> Exercise objective
Where does the string "BIOLOGIA" appear? Copy every line of the entries below that holds it.

Collected data

— Start —

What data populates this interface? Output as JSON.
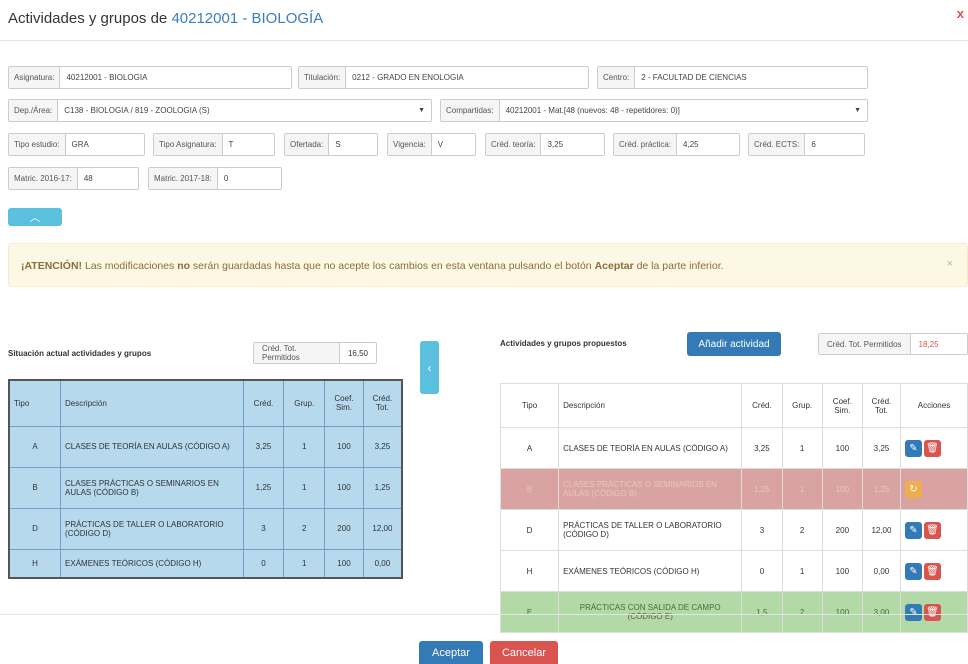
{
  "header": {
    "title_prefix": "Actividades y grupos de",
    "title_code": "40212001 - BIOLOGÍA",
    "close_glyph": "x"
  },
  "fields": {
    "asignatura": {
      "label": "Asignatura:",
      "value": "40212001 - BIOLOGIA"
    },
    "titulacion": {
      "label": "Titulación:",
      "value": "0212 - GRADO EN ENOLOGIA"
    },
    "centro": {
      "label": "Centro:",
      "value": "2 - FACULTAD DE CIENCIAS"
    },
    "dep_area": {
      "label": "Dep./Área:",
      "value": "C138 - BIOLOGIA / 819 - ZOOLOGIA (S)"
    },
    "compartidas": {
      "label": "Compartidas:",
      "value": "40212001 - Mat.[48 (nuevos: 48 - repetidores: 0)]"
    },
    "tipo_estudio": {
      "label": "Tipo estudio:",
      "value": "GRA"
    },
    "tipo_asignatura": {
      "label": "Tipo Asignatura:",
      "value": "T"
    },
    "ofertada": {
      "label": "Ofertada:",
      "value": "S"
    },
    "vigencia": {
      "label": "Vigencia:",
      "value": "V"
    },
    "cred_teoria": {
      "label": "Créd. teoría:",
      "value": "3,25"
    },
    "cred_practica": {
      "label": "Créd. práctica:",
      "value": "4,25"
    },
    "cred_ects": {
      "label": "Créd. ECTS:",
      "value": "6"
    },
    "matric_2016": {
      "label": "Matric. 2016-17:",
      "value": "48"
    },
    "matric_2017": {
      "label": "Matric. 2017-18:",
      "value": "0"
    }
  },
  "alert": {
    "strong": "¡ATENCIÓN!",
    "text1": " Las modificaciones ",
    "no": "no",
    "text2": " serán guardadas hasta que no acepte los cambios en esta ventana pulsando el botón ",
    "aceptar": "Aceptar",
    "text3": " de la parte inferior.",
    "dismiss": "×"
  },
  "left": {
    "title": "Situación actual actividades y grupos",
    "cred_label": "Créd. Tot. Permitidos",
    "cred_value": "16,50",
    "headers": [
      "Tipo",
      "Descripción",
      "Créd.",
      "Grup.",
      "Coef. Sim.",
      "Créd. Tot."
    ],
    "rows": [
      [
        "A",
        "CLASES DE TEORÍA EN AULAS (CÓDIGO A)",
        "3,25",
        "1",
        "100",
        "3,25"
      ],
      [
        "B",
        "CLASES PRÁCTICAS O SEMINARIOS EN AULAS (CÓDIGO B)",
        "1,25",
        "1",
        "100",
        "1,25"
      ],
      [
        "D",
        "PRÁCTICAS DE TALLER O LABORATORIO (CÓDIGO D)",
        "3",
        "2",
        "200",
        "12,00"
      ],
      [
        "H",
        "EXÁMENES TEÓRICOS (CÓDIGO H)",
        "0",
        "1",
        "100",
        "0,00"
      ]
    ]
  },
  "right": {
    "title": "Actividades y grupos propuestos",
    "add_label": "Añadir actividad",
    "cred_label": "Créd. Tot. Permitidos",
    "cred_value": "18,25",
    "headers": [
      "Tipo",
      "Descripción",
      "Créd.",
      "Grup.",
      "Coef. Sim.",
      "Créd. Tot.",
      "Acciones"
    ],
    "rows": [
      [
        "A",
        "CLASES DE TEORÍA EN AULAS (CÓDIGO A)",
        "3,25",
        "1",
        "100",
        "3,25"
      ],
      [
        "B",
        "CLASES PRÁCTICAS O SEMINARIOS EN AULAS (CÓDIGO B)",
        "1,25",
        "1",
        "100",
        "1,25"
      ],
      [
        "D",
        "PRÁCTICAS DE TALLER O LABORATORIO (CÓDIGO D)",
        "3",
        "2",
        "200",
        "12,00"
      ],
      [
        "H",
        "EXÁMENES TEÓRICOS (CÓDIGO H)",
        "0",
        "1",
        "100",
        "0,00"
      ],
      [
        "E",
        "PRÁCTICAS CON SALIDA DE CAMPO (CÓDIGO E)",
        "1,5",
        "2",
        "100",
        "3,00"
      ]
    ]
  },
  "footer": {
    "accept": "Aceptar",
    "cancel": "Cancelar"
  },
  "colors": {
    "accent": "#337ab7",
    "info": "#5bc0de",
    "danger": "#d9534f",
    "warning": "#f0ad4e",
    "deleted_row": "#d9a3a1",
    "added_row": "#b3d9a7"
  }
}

— End —

> Full output
      "value": "40212001 - BIOLOGIA"
      "value": "C138 - BIOLOGIA / 819 - ZOOLOGIA (S)"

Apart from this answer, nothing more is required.